Transcribe all of the data exactly. Omit the pictures.

[Stored entries]
----
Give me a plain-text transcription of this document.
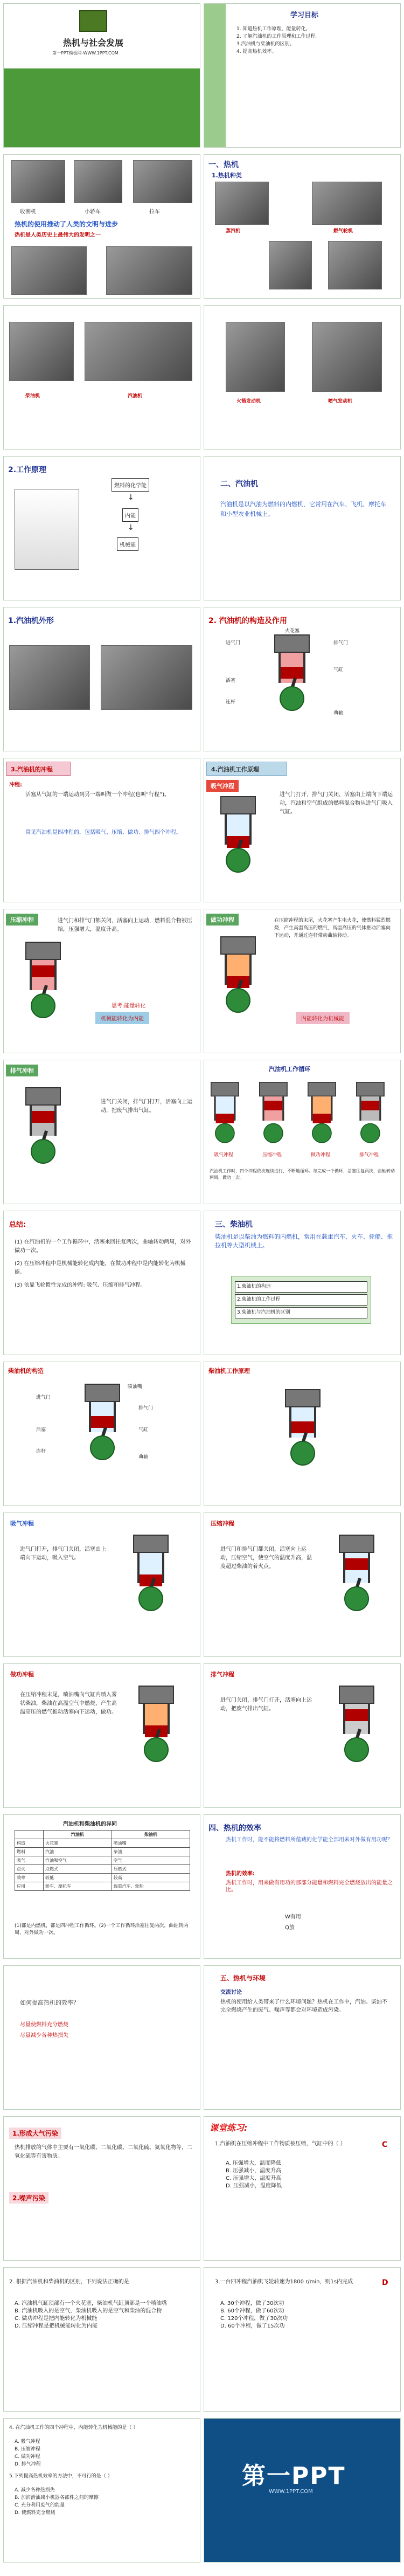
热机与社会发展
第一PPT模板网-WWW.1PPT.COM
学习目标
1. 知道热机工作原理，能量转化。
2. 了解汽油机的工作原理和工作过程。
3.汽油机与柴油机的区别。
4. 提高热机效率。
收割机	小轿车	拉车
热机的使用推动了人类的文明与进步
热机是人类历史上最伟大的发明之一
一、热机
1.热机种类
蒸汽机	燃气轮机
柴油机	汽油机
火箭发动机	喷气发动机
2.工作原理
燃料的化学能
↓
内能
↓
机械能
二、汽油机
汽油机是以汽油为燃料的内燃机，它常用在汽车、飞机、摩托车和小型农业机械上。
1.汽油机外形	2. 汽油机的构造及作用
进气门
火花塞
排气门
气缸
活塞
连杆
曲轴
3.汽油机的冲程
冲程:
活塞从气缸的一端运动到另一端叫做一个冲程(也叫“行程”)。
常见汽油机是四冲程的，包括吸气、压缩、做功、排气四个冲程。
4.汽油机工作原理
吸气冲程
进气门打开，排气门关闭，活塞由上端向下端运动，汽油和空气组成的燃料混合物从进气门吸入气缸。
压缩冲程	进气门和排气门都关闭，活塞向上运动，燃料混合物被压缩，压强增大，温度升高。
思考:能量转化
机械能转化为内能
做功冲程	在压缩冲程的末尾，火花塞产生电火花，使燃料猛烈燃烧，产生高温高压的燃气，高温高压的气体推动活塞向下运动，并通过连杆带动曲轴转动。
内能转化为机械能
排气冲程
进气门关闭，排气门打开，活塞向上运动，把废气排出气缸。
汽油机工作循环
吸气冲程	压缩冲程	做功冲程	排气冲程
汽油机工作时，四个冲程依次连续进行，不断地循环。每完成一个循环，活塞往复两次，曲轴转动两周，做功一次。
总结:
(1) 在汽油机的一个工作循环中，活塞来回往复两次，曲轴转动两周，对外做功一次。
(2) 在压缩冲程中是机械能转化成内能，在做功冲程中是内能转化为机械能。
(3) 依靠飞轮惯性完成的冲程: 吸气、压缩和排气冲程。
三、柴油机
柴油机是以柴油为燃料的内燃机，常用在载重汽车、火车、轮船、拖拉机等大型机械上。
1.柴油机的构造
2.柴油机的工作过程
3.柴油机与汽油机的区别
柴油机的构造
喷油嘴
进气门
排气门
活塞
连杆
曲轴
气缸
柴油机工作原理
吸气冲程
进气门打开，排气门关闭，活塞由上端向下运动，吸入空气。
压缩冲程
进气门和排气门都关闭，活塞向上运动，压缩空气，使空气的温度升高，温度超过柴油的着火点。
做功冲程
在压缩冲程末尾，喷油嘴向气缸内喷入雾状柴油，柴油在高温空气中燃烧，产生高温高压的燃气推动活塞向下运动，做功。
排气冲程
进气门关闭，排气门打开，活塞向上运动，把废气排出气缸。
汽油机和柴油机的异同
	汽油机	柴油机
构造	火花塞	喷油嘴
燃料	汽油	柴油
吸气	汽油和空气	空气
点火	点燃式	压燃式
效率	较低	较高
应用	轿车、摩托车	载重汽车、轮船
(1)都是内燃机，都是四冲程工作循环。(2)一个工作循环活塞往复两次，曲轴转两周，对外做功一次。
四、热机的效率
热机工作时，能不能将燃料所蕴藏的化学能全部用来对外做有用功呢？
热机的效率:
热机工作时，用来做有用功的那部分能量和燃料完全燃烧放出的能量之比。
W有用
Q放
如何提高热机的效率？
尽量使燃料充分燃烧
尽量减少各种热损失
五、热机与环境
交流讨论
热机的使用给人类带来了什么环境问题？热机在工作中，汽油、柴油不完全燃烧产生的废气、噪声等都会对环境造成污染。
1.形成大气污染
热机排放的气体中主要有一氧化碳、二氧化碳、二氧化硫、氮氧化物等，二氧化硫等有害物质。
2.噪声污染
课堂练习:
1.汽油机在压缩冲程中工作物质被压缩，气缸中的（ ）
A. 压强增大，温度降低
B. 压强减小，温度升高
C. 压强增大，温度升高
D. 压强减小，温度降低
C
2. 根据汽油机和柴油机的区别，下列说法正确的是
A. 汽油机气缸顶部有一个火花塞，柴油机气缸顶部是一个喷油嘴
B. 汽油机吸入的是空气，柴油机吸入的是空气和柴油的混合物
C. 做功冲程是把内能转化为机械能
D. 压缩冲程是把机械能转化为内能
3.一台四冲程汽油机飞轮转速为1800 r/min，则1s内完成
A. 30个冲程，做了30次功
B. 60个冲程，做了60次功
C. 120个冲程，做了30次功
D. 60个冲程，做了15次功
D
4. 在汽油机工作的四个冲程中，内能转化为机械能的是（ ）
A. 吸气冲程
B. 压缩冲程
C. 做功冲程
D. 排气冲程
5.下列提高热机效率的方法中，不可行的是（ ）
A. 减少各种热损失
B. 加润滑油减小机器各部件之间的摩擦
C. 充分利用废气的能量
D. 使燃料完全燃烧
第一PPT
WWW.1PPT.COM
----
§ Output of the task
Give me a plain-text transcription of this document.
热机与社会发展
第一PPT模板网-WWW.1PPT.COM
学习目标
1. 知道热机工作原理，能量转化。
2. 了解汽油机的工作原理和工作过程。
3.汽油机与柴油机的区别。
4. 提高热机效率。
收割机	小轿车	拉车
热机的使用推动了人类的文明与进步
热机是人类历史上最伟大的发明之一
一、热机
1.热机种类
蒸汽机	燃气轮机
柴油机	汽油机
火箭发动机	喷气发动机
2.工作原理
燃料的化学能
↓
内能
↓
机械能
二、汽油机
汽油机是以汽油为燃料的内燃机，它常用在汽车、飞机、摩托车和小型农业机械上。
1.汽油机外形	2. 汽油机的构造及作用
进气门
火花塞
排气门
气缸
活塞
连杆
曲轴
3.汽油机的冲程
冲程:
活塞从气缸的一端运动到另一端叫做一个冲程(也叫“行程”)。
常见汽油机是四冲程的，包括吸气、压缩、做功、排气四个冲程。
4.汽油机工作原理
吸气冲程
进气门打开，排气门关闭，活塞由上端向下端运动，汽油和空气组成的燃料混合物从进气门吸入气缸。
压缩冲程	进气门和排气门都关闭，活塞向上运动，燃料混合物被压缩，压强增大，温度升高。
思考:能量转化
机械能转化为内能
做功冲程	在压缩冲程的末尾，火花塞产生电火花，使燃料猛烈燃烧，产生高温高压的燃气，高温高压的气体推动活塞向下运动，并通过连杆带动曲轴转动。
内能转化为机械能
排气冲程
进气门关闭，排气门打开，活塞向上运动，把废气排出气缸。
汽油机工作循环
吸气冲程	压缩冲程	做功冲程	排气冲程
汽油机工作时，四个冲程依次连续进行，不断地循环。每完成一个循环，活塞往复两次，曲轴转动两周，做功一次。
总结:
(1) 在汽油机的一个工作循环中，活塞来回往复两次，曲轴转动两周，对外做功一次。
(2) 在压缩冲程中是机械能转化成内能，在做功冲程中是内能转化为机械能。
(3) 依靠飞轮惯性完成的冲程: 吸气、压缩和排气冲程。
三、柴油机
柴油机是以柴油为燃料的内燃机，常用在载重汽车、火车、轮船、拖拉机等大型机械上。
1.柴油机的构造
2.柴油机的工作过程
3.柴油机与汽油机的区别
柴油机的构造
喷油嘴
进气门
排气门
活塞
连杆
曲轴
气缸
柴油机工作原理
吸气冲程
进气门打开，排气门关闭，活塞由上端向下运动，吸入空气。
压缩冲程
进气门和排气门都关闭，活塞向上运动，压缩空气，使空气的温度升高，温度超过柴油的着火点。
做功冲程
在压缩冲程末尾，喷油嘴向气缸内喷入雾状柴油，柴油在高温空气中燃烧，产生高温高压的燃气推动活塞向下运动，做功。
排气冲程
进气门关闭，排气门打开，活塞向上运动，把废气排出气缸。
汽油机和柴油机的异同
	汽油机	柴油机
构造	火花塞	喷油嘴
燃料	汽油	柴油
吸气	汽油和空气	空气
点火	点燃式	压燃式
效率	较低	较高
应用	轿车、摩托车	载重汽车、轮船
(1)都是内燃机，都是四冲程工作循环。(2)一个工作循环活塞往复两次，曲轴转两周，对外做功一次。
四、热机的效率
热机工作时，能不能将燃料所蕴藏的化学能全部用来对外做有用功呢？
热机的效率:
热机工作时，用来做有用功的那部分能量和燃料完全燃烧放出的能量之比。
W有用
Q放
如何提高热机的效率？
尽量使燃料充分燃烧
尽量减少各种热损失
五、热机与环境
交流讨论
热机的使用给人类带来了什么环境问题？热机在工作中，汽油、柴油不完全燃烧产生的废气、噪声等都会对环境造成污染。
1.形成大气污染
热机排放的气体中主要有一氧化碳、二氧化碳、二氧化硫、氮氧化物等，二氧化硫等有害物质。
2.噪声污染
课堂练习:
1.汽油机在压缩冲程中工作物质被压缩，气缸中的（ ）
A. 压强增大，温度降低
B. 压强减小，温度升高
C. 压强增大，温度升高
D. 压强减小，温度降低
C
2. 根据汽油机和柴油机的区别，下列说法正确的是
A. 汽油机气缸顶部有一个火花塞，柴油机气缸顶部是一个喷油嘴
B. 汽油机吸入的是空气，柴油机吸入的是空气和柴油的混合物
C. 做功冲程是把内能转化为机械能
D. 压缩冲程是把机械能转化为内能
3.一台四冲程汽油机飞轮转速为1800 r/min，则1s内完成
A. 30个冲程，做了30次功
B. 60个冲程，做了60次功
C. 120个冲程，做了30次功
D. 60个冲程，做了15次功
D
4. 在汽油机工作的四个冲程中，内能转化为机械能的是（ ）
A. 吸气冲程
B. 压缩冲程
C. 做功冲程
D. 排气冲程
5.下列提高热机效率的方法中，不可行的是（ ）
A. 减少各种热损失
B. 加润滑油减小机器各部件之间的摩擦
C. 充分利用废气的能量
D. 使燃料完全燃烧
第一PPT
WWW.1PPT.COM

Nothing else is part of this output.